## [What is being asked]
Please find all lines in the data that hold the string "LAYOUT" and copy them.

## [Task data]

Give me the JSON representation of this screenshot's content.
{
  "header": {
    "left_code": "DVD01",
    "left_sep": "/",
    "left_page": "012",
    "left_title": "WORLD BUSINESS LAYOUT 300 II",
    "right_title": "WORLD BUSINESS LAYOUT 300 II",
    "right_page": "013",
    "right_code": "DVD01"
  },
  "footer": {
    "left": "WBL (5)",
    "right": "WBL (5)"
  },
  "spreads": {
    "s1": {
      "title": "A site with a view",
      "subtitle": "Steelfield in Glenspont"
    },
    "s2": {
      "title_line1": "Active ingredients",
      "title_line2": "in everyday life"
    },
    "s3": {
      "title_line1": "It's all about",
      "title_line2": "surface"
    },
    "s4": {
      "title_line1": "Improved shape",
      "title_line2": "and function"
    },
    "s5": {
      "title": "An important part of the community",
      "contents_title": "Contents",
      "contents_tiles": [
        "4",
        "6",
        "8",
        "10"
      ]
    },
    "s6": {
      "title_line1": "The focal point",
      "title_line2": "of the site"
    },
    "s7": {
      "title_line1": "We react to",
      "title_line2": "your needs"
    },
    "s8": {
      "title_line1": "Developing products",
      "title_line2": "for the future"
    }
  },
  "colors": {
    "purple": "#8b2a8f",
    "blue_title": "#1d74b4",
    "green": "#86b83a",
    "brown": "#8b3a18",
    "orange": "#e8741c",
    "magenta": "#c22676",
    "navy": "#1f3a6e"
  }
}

## [Finished task]
    "left_title": "WORLD BUSINESS LAYOUT 300 II",
    "right_title": "WORLD BUSINESS LAYOUT 300 II",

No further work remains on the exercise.